**Required task**
Quote the whole listing exactly. Leave the pictures out of your copy.
** BEGIN Entries **
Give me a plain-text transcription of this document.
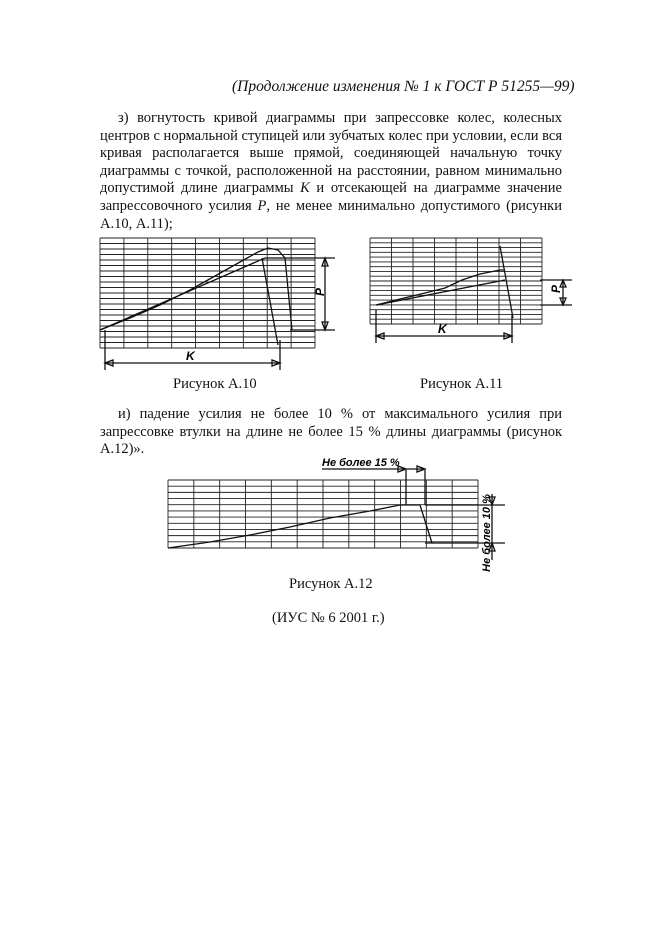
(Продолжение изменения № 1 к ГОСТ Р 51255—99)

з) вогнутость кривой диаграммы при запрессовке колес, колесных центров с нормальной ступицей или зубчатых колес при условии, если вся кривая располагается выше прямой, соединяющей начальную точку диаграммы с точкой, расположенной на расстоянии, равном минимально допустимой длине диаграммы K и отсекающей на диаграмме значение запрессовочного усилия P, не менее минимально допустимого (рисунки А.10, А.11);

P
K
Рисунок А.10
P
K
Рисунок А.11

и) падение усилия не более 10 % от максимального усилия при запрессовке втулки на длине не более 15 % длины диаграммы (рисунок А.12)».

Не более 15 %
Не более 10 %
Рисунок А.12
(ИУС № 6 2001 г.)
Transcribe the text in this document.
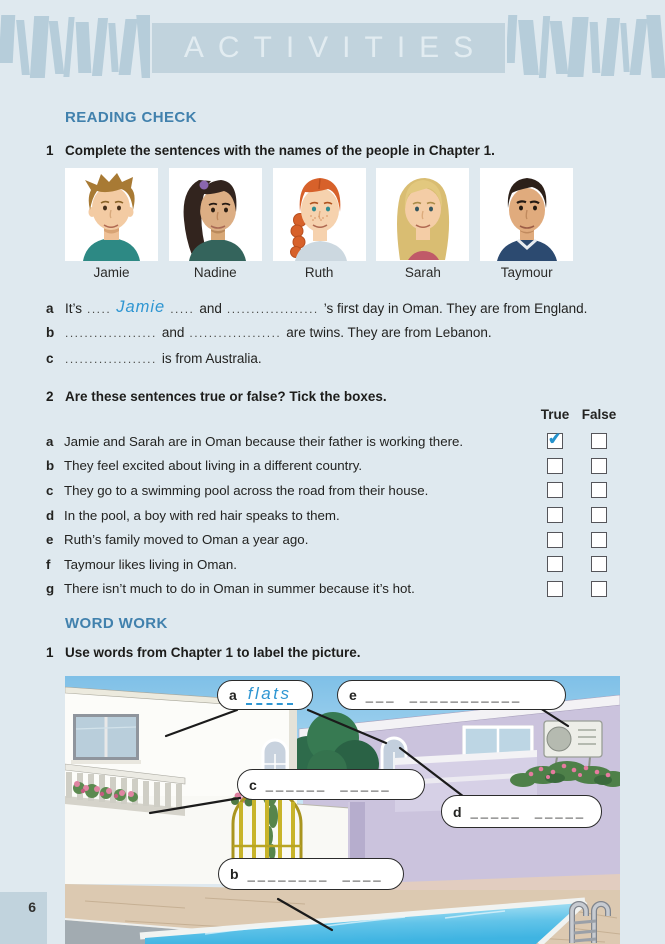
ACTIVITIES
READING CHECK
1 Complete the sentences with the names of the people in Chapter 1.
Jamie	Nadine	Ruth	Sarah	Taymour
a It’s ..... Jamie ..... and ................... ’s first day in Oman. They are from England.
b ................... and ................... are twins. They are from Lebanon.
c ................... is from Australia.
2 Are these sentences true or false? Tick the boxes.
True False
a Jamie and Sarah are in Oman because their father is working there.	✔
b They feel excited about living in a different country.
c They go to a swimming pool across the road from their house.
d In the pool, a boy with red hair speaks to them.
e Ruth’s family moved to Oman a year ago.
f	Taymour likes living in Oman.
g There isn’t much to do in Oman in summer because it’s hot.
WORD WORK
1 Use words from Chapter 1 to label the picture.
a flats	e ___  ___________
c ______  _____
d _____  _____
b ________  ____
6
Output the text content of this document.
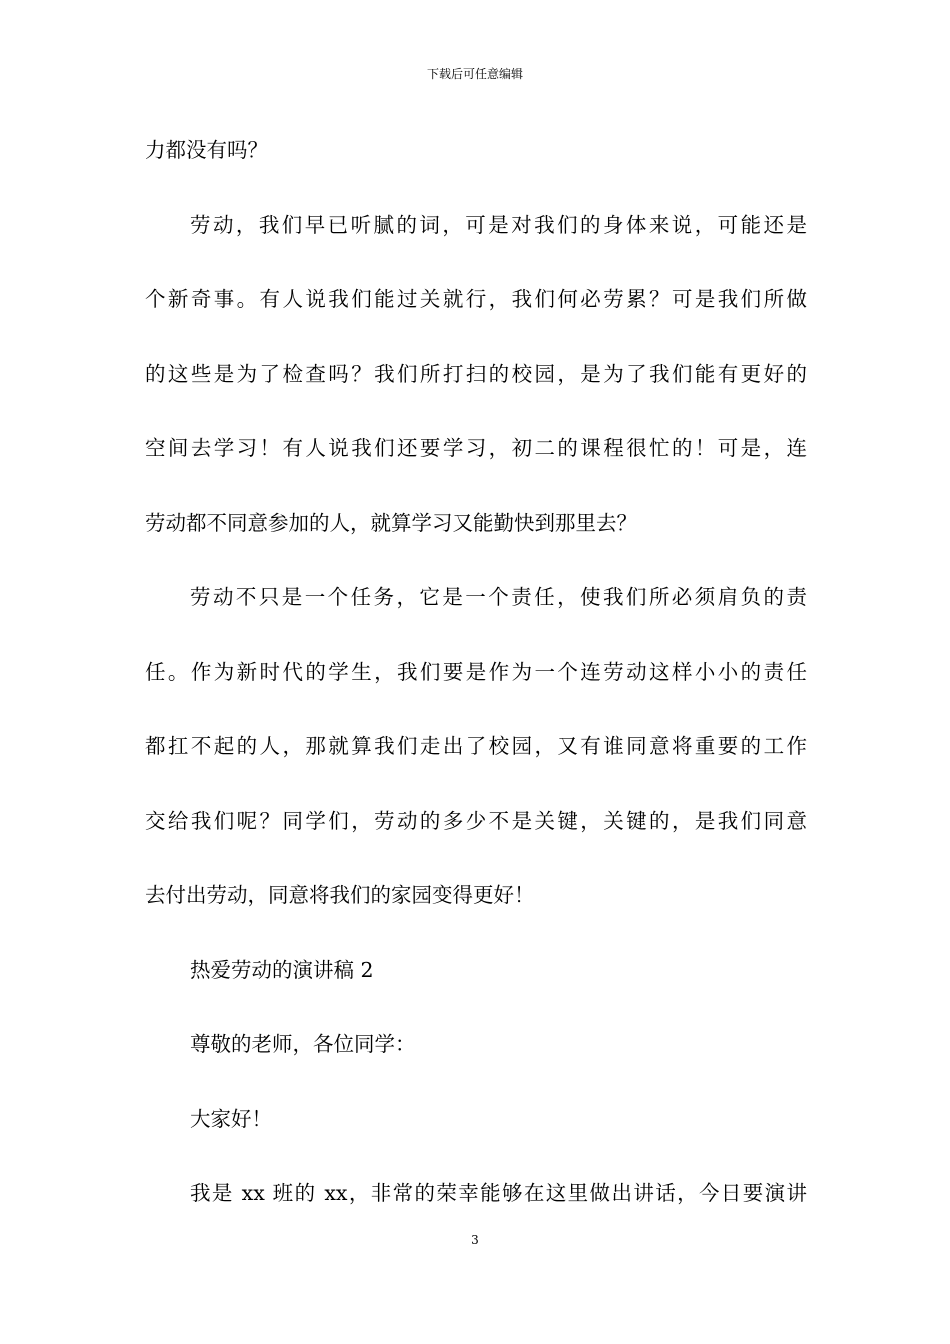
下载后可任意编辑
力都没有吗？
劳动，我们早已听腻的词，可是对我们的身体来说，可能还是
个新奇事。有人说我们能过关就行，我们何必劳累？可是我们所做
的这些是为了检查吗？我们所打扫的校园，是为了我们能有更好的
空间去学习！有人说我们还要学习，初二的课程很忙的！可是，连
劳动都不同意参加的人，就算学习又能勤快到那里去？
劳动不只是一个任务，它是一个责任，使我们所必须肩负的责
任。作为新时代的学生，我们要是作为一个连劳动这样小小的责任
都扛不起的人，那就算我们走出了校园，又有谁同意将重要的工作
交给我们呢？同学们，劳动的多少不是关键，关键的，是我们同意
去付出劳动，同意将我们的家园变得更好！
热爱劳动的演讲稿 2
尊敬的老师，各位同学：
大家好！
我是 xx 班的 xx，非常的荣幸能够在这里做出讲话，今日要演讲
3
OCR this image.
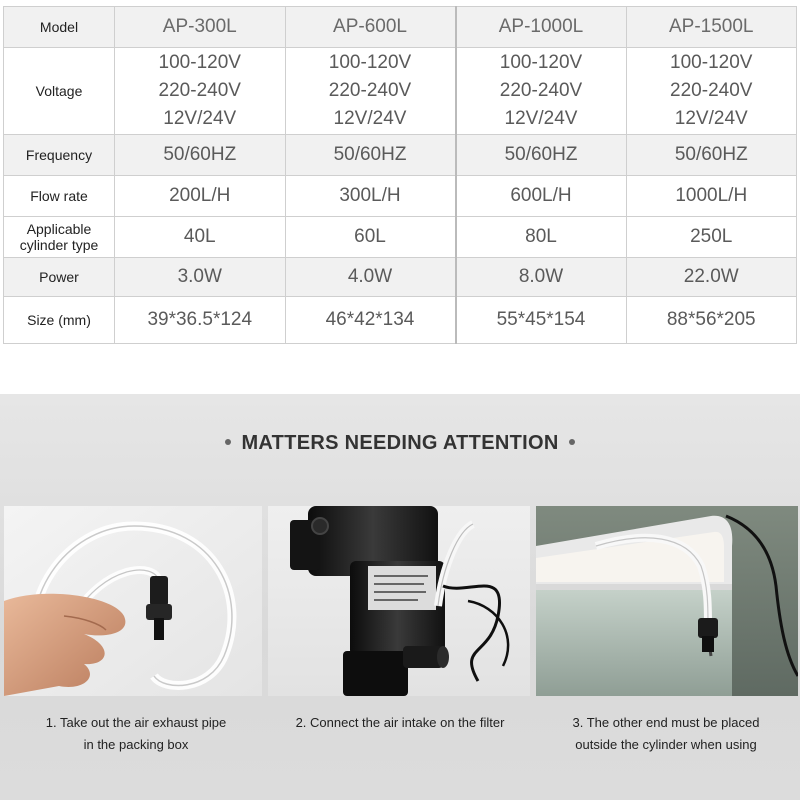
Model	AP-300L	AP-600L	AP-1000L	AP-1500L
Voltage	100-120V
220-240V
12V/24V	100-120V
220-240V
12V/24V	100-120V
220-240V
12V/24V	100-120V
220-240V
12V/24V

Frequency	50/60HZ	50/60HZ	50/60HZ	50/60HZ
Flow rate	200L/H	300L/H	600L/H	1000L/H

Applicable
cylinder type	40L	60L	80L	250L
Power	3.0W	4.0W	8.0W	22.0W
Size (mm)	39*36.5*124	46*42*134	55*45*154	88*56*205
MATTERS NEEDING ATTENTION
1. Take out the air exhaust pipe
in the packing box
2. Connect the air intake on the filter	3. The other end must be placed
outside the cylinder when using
** END Entries **
**Reply to the exercise**
Give me a plain-text transcription of this document.
(Продолжение изменения № 1 к ГОСТ Р 51255—99)

з) вогнутость кривой диаграммы при запрессовке колес, колесных центров с нормальной ступицей или зубчатых колес при условии, если вся кривая располагается выше прямой, соединяющей начальную точку диаграммы с точкой, расположенной на расстоянии, равном минимально допустимой длине диаграммы K и отсекающей на диаграмме значение запрессовочного усилия P, не менее минимально допустимого (рисунки А.10, А.11);

P
K
Рисунок А.10
P
K
Рисунок А.11

и) падение усилия не более 10 % от максимального усилия при запрессовке втулки на длине не более 15 % длины диаграммы (рисунок А.12)».

Не более 15 %
Не более 10 %
Рисунок А.12
(ИУС № 6 2001 г.)
Transcribe the text in this document.
ACTIVITIES
READING CHECK
1 Complete the sentences with the names of the people in Chapter 1.
Jamie	Nadine	Ruth	Sarah	Taymour
a It’s ..... Jamie ..... and ................... ’s first day in Oman. They are from England.
b ................... and ................... are twins. They are from Lebanon.
c ................... is from Australia.
2 Are these sentences true or false? Tick the boxes.
True False
a Jamie and Sarah are in Oman because their father is working there.	✔
b They feel excited about living in a different country.
c They go to a swimming pool across the road from their house.
d In the pool, a boy with red hair speaks to them.
e Ruth’s family moved to Oman a year ago.
f	Taymour likes living in Oman.
g There isn’t much to do in Oman in summer because it’s hot.
WORD WORK
1 Use words from Chapter 1 to label the picture.
a flats	e ___  ___________
c ______  _____
d _____  _____
b ________  ____
6
Output the text content of this document.
下载后可任意编辑
力都没有吗？
劳动，我们早已听腻的词，可是对我们的身体来说，可能还是
个新奇事。有人说我们能过关就行，我们何必劳累？可是我们所做
的这些是为了检查吗？我们所打扫的校园，是为了我们能有更好的
空间去学习！有人说我们还要学习，初二的课程很忙的！可是，连
劳动都不同意参加的人，就算学习又能勤快到那里去？
劳动不只是一个任务，它是一个责任，使我们所必须肩负的责
任。作为新时代的学生，我们要是作为一个连劳动这样小小的责任
都扛不起的人，那就算我们走出了校园，又有谁同意将重要的工作
交给我们呢？同学们，劳动的多少不是关键，关键的，是我们同意
去付出劳动，同意将我们的家园变得更好！
热爱劳动的演讲稿 2
尊敬的老师，各位同学：
大家好！
我是 xx 班的 xx，非常的荣幸能够在这里做出讲话，今日要演讲
3
OCR this image.
Model	AP-300L	AP-600L	AP-1000L	AP-1500L
Voltage	100-120V
220-240V
12V/24V	100-120V
220-240V
12V/24V	100-120V
220-240V
12V/24V	100-120V
220-240V
12V/24V

Frequency	50/60HZ	50/60HZ	50/60HZ	50/60HZ
Flow rate	200L/H	300L/H	600L/H	1000L/H

Applicable
cylinder type	40L	60L	80L	250L
Power	3.0W	4.0W	8.0W	22.0W
Size (mm)	39*36.5*124	46*42*134	55*45*154	88*56*205
MATTERS NEEDING ATTENTION
1. Take out the air exhaust pipe
in the packing box
2. Connect the air intake on the filter	3. The other end must be placed
outside the cylinder when using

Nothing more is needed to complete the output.